**TASK INPUTS:**
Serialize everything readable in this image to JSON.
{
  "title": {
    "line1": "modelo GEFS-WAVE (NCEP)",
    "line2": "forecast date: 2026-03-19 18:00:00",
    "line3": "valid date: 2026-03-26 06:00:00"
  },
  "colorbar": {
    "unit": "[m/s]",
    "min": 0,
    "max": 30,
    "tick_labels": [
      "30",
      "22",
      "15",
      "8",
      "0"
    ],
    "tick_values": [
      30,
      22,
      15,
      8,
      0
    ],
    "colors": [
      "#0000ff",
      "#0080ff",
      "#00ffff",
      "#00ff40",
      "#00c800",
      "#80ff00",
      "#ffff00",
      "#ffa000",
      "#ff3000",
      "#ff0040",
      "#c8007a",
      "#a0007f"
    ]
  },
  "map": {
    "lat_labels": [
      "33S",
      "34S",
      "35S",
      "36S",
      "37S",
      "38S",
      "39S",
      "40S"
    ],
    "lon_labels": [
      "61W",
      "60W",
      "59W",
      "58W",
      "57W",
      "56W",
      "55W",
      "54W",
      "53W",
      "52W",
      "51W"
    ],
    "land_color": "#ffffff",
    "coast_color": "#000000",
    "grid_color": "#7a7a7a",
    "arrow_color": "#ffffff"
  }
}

**WHAT TO PRODUCE:**
Select the lines from the entries that include the word "ffffff".

**FINISHED TASK:**
    "land_color": "#ffffff",
    "arrow_color": "#ffffff"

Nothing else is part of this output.